#### DATA SUPPLIED ####

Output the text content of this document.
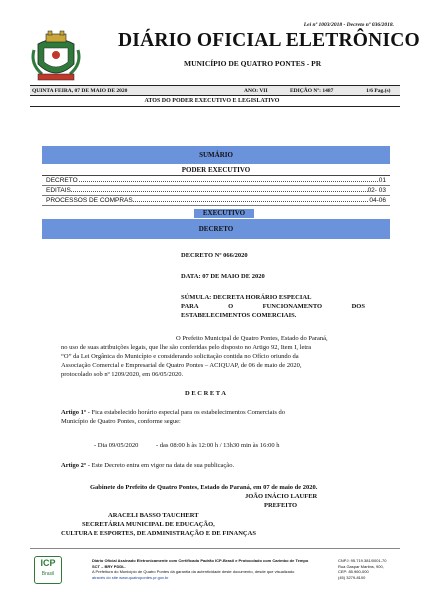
Lei nº 1003/2018 - Decreto nº 036/2018.
DIÁRIO OFICIAL ELETRÔNICO
MUNICÍPIO DE QUATRO PONTES - PR
QUINTA FEIRA, 07 DE MAIO DE 2020	ANO: VII	EDIÇÃO Nº: 1487	1/6 Pag.(s)
ATOS DO PODER EXECUTIVO E LEGISLATIVO
SUMÁRIO
PODER EXECUTIVO
DECRETO	01
EDITAIS	02- 03
PROCESSOS DE COMPRAS	04-06
EXECUTIVO
DECRETO
DECRETO Nº 066/2020
DATA: 07 DE MAIO DE 2020
SÚMULA: DECRETA HORÁRIO ESPECIAL
PARA	O	FUNCIONAMENTO	DOS
ESTABELECIMENTOS COMERCIAIS.
O Prefeito Municipal de Quatro Pontes, Estado do Paraná,
no uso de suas atribuições legais, que lhe são conferidas pelo disposto no Artigo 92, Item I, letra
“O” da Lei Orgânica do Município e considerando solicitação contida no Ofício oriundo da
Associação Comercial e Empresarial de Quatro Pontes – ACIQUAP, de 06 de maio de 2020,
protocolado sob nº 1209/2020, em 06/05/2020.
D E C R E T A
Artigo 1º - Fica estabelecido horário especial para os estabelecimentos Comerciais do
Município de Quatro Pontes, conforme segue:
- Dia 09/05/2020	- das 08:00 h às 12:00 h / 13h30 min às 16:00 h
Artigo 2º - Este Decreto entra em vigor na data de sua publicação.
Gabinete do Prefeito de Quatro Pontes, Estado do Paraná, em 07 de maio de 2020.
JOÃO INÁCIO LAUFER
PREFEITO
ARACELI BASSO TAUCHERT
SECRETÁRIA MUNICIPAL DE EDUCAÇÃO,
CULTURA E ESPORTES, DE ADMINISTRAÇÃO E DE FINANÇAS
ICP
Brasil
Diário Oficial Assinado Eletronicamente com Certificado Padrão ICP-Brasil e Protocolado com Carimbo de Tempo
SCT – BRY PDDL.
A Prefeitura do Município de Quatro Pontes dá garantia da autenticidade deste documento, desde que visualizado
através do site www.quatropontes.pr.gov.br
CNPJ: 95.719.381/0001-70
Rua Gaspar Martins, 900,
CEP: 85.960-000
(45) 3279-8100
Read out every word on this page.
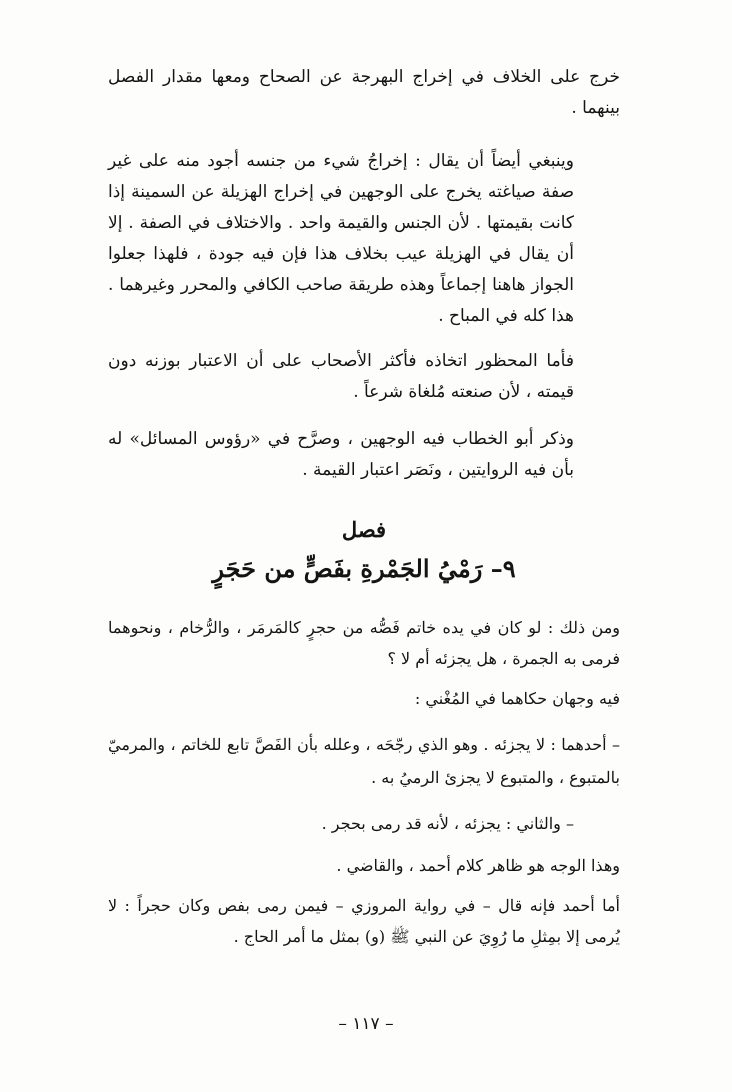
خرج على الخلاف في إخراج البهرجة عن الصحاح ومعها مقدار الفصل بينهما .

وينبغي أيضاً أن يقال : إخراجُ شيء من جنسه أجود منه على غير صفة صياغته يخرج على الوجهين في إخراج الهزيلة عن السمينة إذا كانت بقيمتها . لأن الجنس والقيمة واحد . والاختلاف في الصفة . إلا أن يقال في الهزيلة عيب بخلاف هذا فإن فيه جودة ، فلهذا جعلوا الجواز هاهنا إجماعاً وهذه طريقة صاحب الكافي والمحرر وغيرهما . هذا كله في المباح .

فأما المحظور اتخاذه فأكثر الأصحاب على أن الاعتبار بوزنه دون قيمته ، لأن صنعته مُلغاة شرعاً .

وذكر أبو الخطاب فيه الوجهين ، وصرَّح في «رؤوس المسائل» له بأن فيه الروايتين ، ونَصَر اعتبار القيمة .

فصل
٩– رَمْيُ الجَمْرةِ بفَصٍّ من حَجَرٍ

ومن ذلك : لو كان في يده خاتم فَصُّه من حجرٍ كالمَرمَر ، والرُّخام ، ونحوهما فرمى به الجمرة ، هل يجزئه أم لا ؟

فيه وجهان حكاهما في المُغْني :

– أحدهما : لا يجزئه . وهو الذي رجّحَه ، وعلله بأن الفَصَّ تابع للخاتم ، والمرميّ بالمتبوع ، والمتبوع لا يجزئ الرميُ به .

– والثاني : يجزئه ، لأنه قد رمى بحجر .

وهذا الوجه هو ظاهر كلام أحمد ، والقاضي .

أما أحمد فإنه قال – في رواية المروزي – فيمن رمى بفص وكان حجراً : لا يُرمى إلا بمِثلِ ما رُوِيَ عن النبي ﷺ (و) بمثل ما أمر الحاج .

– ١١٧ –
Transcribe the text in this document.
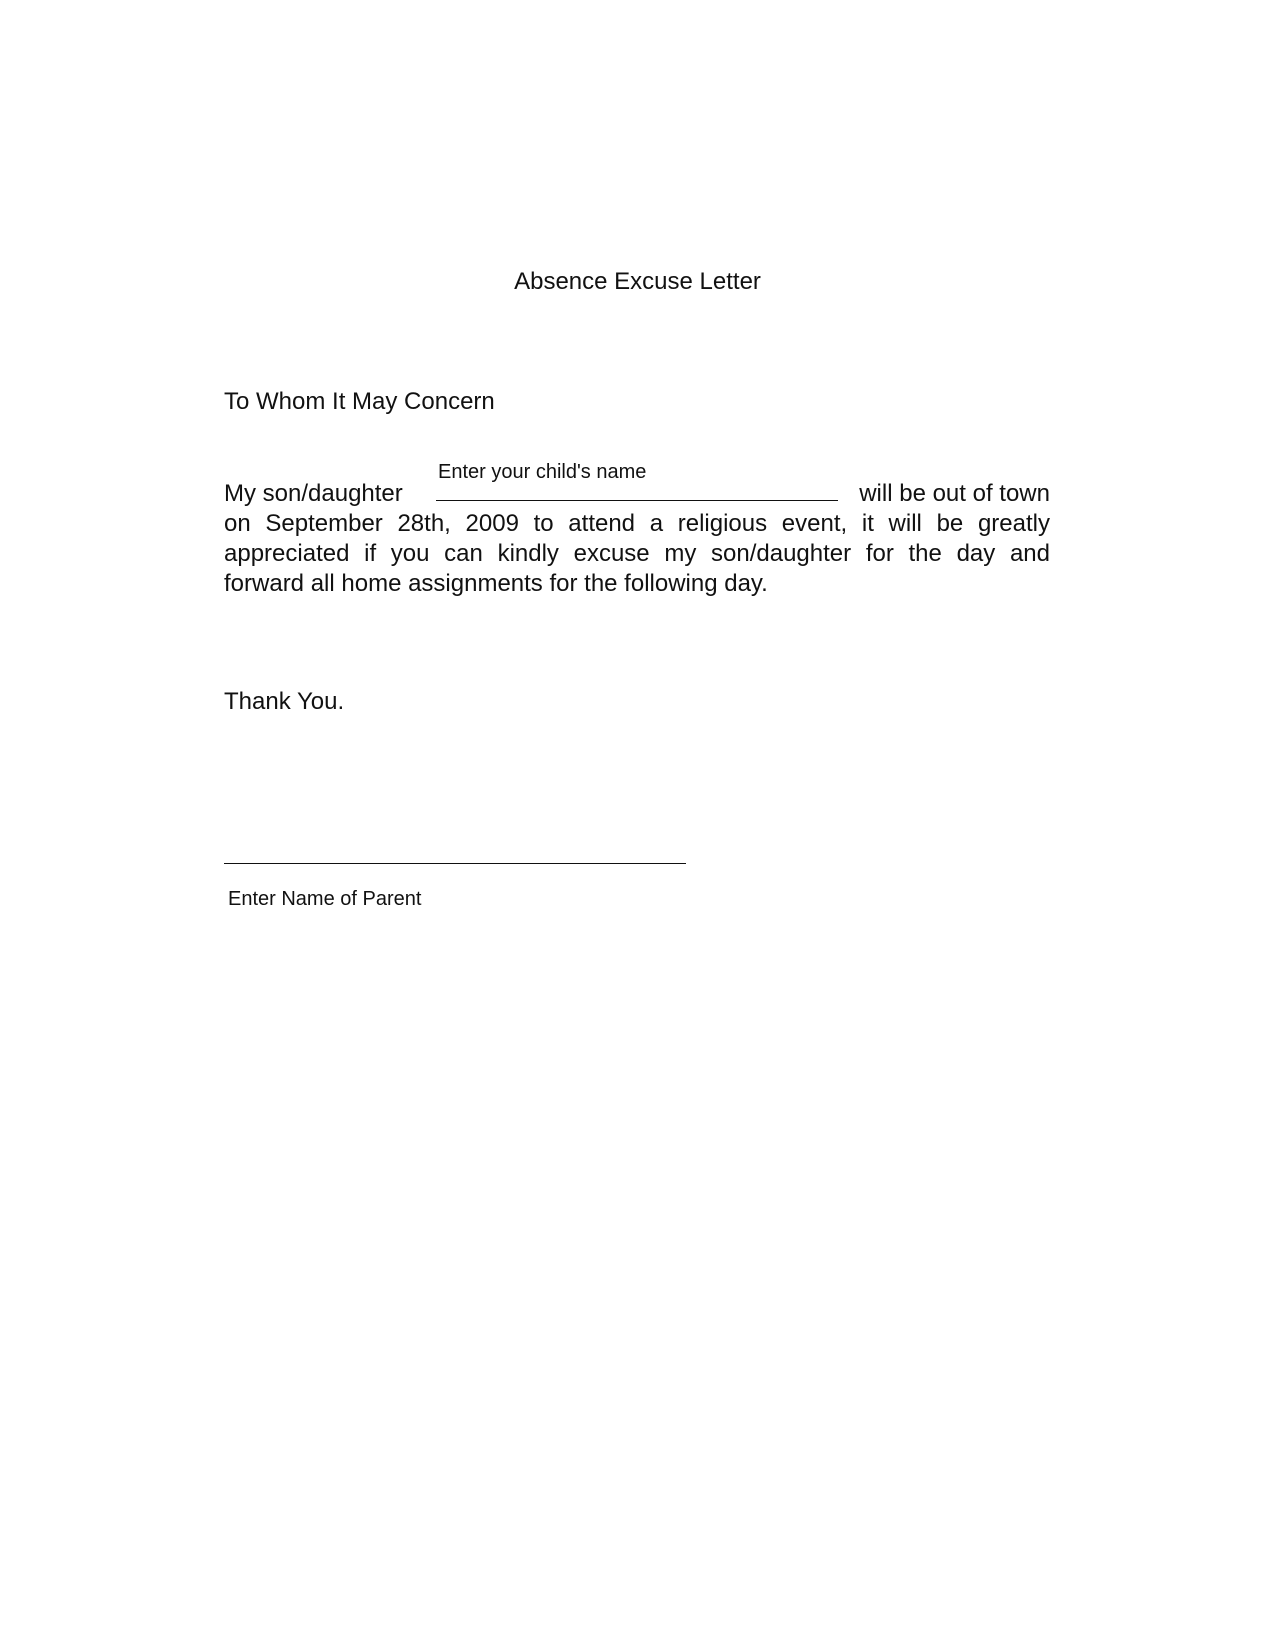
Absence Excuse Letter
To Whom It May Concern
My son/daughter
Enter your child's name
will be out of town
on September 28th, 2009 to attend a religious event, it will be greatly
appreciated if you can kindly excuse my son/daughter for the day and
forward all home assignments for the following day.
Thank You.
Enter Name of Parent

####

**EXERCISE INSTRUCTIONS:**
All of the lines above should be retyped precisely, apart from the pictures.

**WRITTEN ANSWER:**
Output the text content of this document.
Lei nº 1003/2018 - Decreto nº 036/2018.
DIÁRIO OFICIAL ELETRÔNICO
MUNICÍPIO DE QUATRO PONTES - PR
QUINTA FEIRA, 07 DE MAIO DE 2020	ANO: VII	EDIÇÃO Nº: 1487	1/6 Pag.(s)
ATOS DO PODER EXECUTIVO E LEGISLATIVO
SUMÁRIO
PODER EXECUTIVO
DECRETO	01
EDITAIS	02- 03
PROCESSOS DE COMPRAS	04-06
EXECUTIVO
DECRETO
DECRETO Nº 066/2020
DATA: 07 DE MAIO DE 2020
SÚMULA: DECRETA HORÁRIO ESPECIAL
PARA	O	FUNCIONAMENTO	DOS
ESTABELECIMENTOS COMERCIAIS.
O Prefeito Municipal de Quatro Pontes, Estado do Paraná,
no uso de suas atribuições legais, que lhe são conferidas pelo disposto no Artigo 92, Item I, letra
“O” da Lei Orgânica do Município e considerando solicitação contida no Ofício oriundo da
Associação Comercial e Empresarial de Quatro Pontes – ACIQUAP, de 06 de maio de 2020,
protocolado sob nº 1209/2020, em 06/05/2020.
D E C R E T A
Artigo 1º - Fica estabelecido horário especial para os estabelecimentos Comerciais do
Município de Quatro Pontes, conforme segue:
- Dia 09/05/2020	- das 08:00 h às 12:00 h / 13h30 min às 16:00 h
Artigo 2º - Este Decreto entra em vigor na data de sua publicação.
Gabinete do Prefeito de Quatro Pontes, Estado do Paraná, em 07 de maio de 2020.
JOÃO INÁCIO LAUFER
PREFEITO
ARACELI BASSO TAUCHERT
SECRETÁRIA MUNICIPAL DE EDUCAÇÃO,
CULTURA E ESPORTES, DE ADMINISTRAÇÃO E DE FINANÇAS
ICP
Brasil
Diário Oficial Assinado Eletronicamente com Certificado Padrão ICP-Brasil e Protocolado com Carimbo de Tempo
SCT – BRY PDDL.
A Prefeitura do Município de Quatro Pontes dá garantia da autenticidade deste documento, desde que visualizado
através do site www.quatropontes.pr.gov.br
CNPJ: 95.719.381/0001-70
Rua Gaspar Martins, 900,
CEP: 85.960-000
(45) 3279-8100
Read out every word on this page.
خرج على الخلاف في إخراج البهرجة عن الصحاح ومعها مقدار الفصل بينهما .

وينبغي أيضاً أن يقال : إخراجُ شيء من جنسه أجود منه على غير صفة صياغته يخرج على الوجهين في إخراج الهزيلة عن السمينة إذا كانت بقيمتها . لأن الجنس والقيمة واحد . والاختلاف في الصفة . إلا أن يقال في الهزيلة عيب بخلاف هذا فإن فيه جودة ، فلهذا جعلوا الجواز هاهنا إجماعاً وهذه طريقة صاحب الكافي والمحرر وغيرهما . هذا كله في المباح .

فأما المحظور اتخاذه فأكثر الأصحاب على أن الاعتبار بوزنه دون قيمته ، لأن صنعته مُلغاة شرعاً .

وذكر أبو الخطاب فيه الوجهين ، وصرَّح في «رؤوس المسائل» له بأن فيه الروايتين ، ونَصَر اعتبار القيمة .

فصل
٩– رَمْيُ الجَمْرةِ بفَصٍّ من حَجَرٍ

ومن ذلك : لو كان في يده خاتم فَصُّه من حجرٍ كالمَرمَر ، والرُّخام ، ونحوهما فرمى به الجمرة ، هل يجزئه أم لا ؟

فيه وجهان حكاهما في المُغْني :

– أحدهما : لا يجزئه . وهو الذي رجّحَه ، وعلله بأن الفَصَّ تابع للخاتم ، والمرميّ بالمتبوع ، والمتبوع لا يجزئ الرميُ به .

– والثاني : يجزئه ، لأنه قد رمى بحجر .

وهذا الوجه هو ظاهر كلام أحمد ، والقاضي .

أما أحمد فإنه قال – في رواية المروزي – فيمن رمى بفص وكان حجراً : لا يُرمى إلا بمِثلِ ما رُوِيَ عن النبي ﷺ (و) بمثل ما أمر الحاج .

– ١١٧ –
Transcribe the text in this document.
Absence Excuse Letter
To Whom It May Concern
My son/daughter
Enter your child's name
will be out of town
on September 28th, 2009 to attend a religious event, it will be greatly
appreciated if you can kindly excuse my son/daughter for the day and
forward all home assignments for the following day.
Thank You.
Enter Name of Parent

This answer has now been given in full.